→ **EXERCISE**
In the passage below about the Server Test, which federal appeals court is said to have adopted Perfect 10?

→ **GIVEN PASSAGE**
^^^^^^^^

According to the Goldman defendants, the Server Test announced a simple calculus: linking to or embedding content is not susceptible to liability for direct infringement if the material is hosted on a third party’s server. Applying Perfect 10, the defendants argued that they had not actually “displayed” Goldman’s photo; instead (as summarized by the District Court) they “simply provided ‘instructions’ to users’ browsers to navigate to a third-party server on which the photo resided.”

Goldman responded that the Server Test subverted the policy aims of the Copyright Act by undermining publishers’ incentive to pay licensing fees to content creators, and further claimed that even if the Server Test was appropriate in the case of Perfect 10 — where users had to take the intentional step of clicking on the Google-hosted thumbnails to access plaintiff’s full-size images — it was inapplicable here, as defendants’ articles wholly incorporated the Tweets (and photograph) at issue.

While the Seventh Circuit has adopted Perfect 10, the Second Circuit has not considered the Server Test. Not bound by controlling precedent, Judge Forest declined to apply the Server Test and granted partial summary judgment to Goldman. Emphatically rejecting the Server Test and its reliance on technical distinctions, the District Court noted that:

[D]efendants’ websites actively took steps to ‘display’ the image.... Each and every defendant itself took active steps to put a process in place that resulted in a transmission of the photos so that they could be visibly shown. Most directly this was accomplished by the act of including the code in the overall design of their webpage; that is, embedding. Properly understood, the steps necessary to embed a Tweet are accomplished by the defendant website; these steps constitute a process. The plain language of the Copyright Act calls for no more.

^^^^^^^^

Stored data entries
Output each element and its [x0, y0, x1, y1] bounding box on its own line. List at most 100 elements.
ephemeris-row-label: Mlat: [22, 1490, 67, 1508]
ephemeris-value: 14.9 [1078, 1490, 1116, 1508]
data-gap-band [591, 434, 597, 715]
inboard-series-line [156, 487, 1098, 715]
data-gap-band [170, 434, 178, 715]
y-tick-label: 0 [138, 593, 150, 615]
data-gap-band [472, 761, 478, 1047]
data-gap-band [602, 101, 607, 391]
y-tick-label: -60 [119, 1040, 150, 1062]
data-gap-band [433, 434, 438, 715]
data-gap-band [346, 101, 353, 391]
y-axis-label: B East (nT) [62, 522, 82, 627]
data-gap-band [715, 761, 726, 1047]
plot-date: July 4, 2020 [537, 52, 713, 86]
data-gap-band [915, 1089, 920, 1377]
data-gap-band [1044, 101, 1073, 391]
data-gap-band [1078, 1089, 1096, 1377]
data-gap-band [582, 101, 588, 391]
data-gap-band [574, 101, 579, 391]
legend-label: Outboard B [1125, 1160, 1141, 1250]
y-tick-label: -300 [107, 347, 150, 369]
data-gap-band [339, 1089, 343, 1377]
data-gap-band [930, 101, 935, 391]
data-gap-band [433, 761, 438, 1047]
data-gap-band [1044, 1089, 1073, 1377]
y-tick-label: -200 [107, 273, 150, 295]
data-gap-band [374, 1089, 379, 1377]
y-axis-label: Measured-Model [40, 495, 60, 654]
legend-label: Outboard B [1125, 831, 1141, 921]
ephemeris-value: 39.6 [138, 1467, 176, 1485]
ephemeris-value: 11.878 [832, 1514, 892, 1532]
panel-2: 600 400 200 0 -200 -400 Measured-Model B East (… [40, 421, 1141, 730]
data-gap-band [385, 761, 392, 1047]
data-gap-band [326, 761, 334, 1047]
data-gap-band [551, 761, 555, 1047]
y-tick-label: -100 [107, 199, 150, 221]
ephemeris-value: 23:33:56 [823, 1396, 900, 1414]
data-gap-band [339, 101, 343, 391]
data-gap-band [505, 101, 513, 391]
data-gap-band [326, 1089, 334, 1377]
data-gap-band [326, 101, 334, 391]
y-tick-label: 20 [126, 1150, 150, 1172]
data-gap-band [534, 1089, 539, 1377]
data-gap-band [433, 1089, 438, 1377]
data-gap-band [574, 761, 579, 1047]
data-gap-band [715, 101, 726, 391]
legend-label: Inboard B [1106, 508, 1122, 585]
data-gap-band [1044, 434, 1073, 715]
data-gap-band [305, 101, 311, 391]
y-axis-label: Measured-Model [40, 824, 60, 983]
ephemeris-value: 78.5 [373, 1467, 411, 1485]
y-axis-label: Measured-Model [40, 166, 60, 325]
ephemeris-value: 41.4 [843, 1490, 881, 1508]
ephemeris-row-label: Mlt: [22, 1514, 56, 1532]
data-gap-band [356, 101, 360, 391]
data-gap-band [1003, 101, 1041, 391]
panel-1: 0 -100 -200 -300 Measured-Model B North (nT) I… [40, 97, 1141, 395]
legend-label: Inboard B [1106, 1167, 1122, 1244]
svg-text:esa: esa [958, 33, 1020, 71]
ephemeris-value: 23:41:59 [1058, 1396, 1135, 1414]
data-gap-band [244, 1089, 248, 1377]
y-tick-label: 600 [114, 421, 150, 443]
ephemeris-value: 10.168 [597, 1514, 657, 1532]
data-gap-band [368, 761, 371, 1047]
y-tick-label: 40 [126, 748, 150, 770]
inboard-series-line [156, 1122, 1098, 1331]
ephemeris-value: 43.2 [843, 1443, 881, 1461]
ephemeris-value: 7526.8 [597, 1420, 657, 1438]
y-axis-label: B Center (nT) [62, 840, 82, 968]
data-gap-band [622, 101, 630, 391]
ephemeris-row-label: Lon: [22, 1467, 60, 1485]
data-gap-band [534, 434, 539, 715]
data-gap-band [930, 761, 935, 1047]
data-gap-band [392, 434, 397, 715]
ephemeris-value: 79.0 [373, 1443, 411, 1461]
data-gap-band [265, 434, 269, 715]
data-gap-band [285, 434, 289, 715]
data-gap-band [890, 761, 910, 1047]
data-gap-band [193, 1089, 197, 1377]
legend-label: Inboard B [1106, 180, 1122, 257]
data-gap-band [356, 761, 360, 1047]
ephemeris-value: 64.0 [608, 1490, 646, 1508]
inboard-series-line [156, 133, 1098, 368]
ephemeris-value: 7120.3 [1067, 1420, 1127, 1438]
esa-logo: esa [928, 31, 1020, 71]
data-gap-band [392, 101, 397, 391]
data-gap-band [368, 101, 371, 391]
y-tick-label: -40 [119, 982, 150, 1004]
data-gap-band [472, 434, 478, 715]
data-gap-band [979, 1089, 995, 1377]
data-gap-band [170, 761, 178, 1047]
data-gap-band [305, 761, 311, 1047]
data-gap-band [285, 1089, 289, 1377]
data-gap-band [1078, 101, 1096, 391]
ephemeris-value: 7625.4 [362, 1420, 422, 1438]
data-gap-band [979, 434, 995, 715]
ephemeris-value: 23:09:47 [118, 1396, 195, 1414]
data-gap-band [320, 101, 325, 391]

^^^^^^^^

→ **SOLVED PROBLEM**
The Seventh Circuit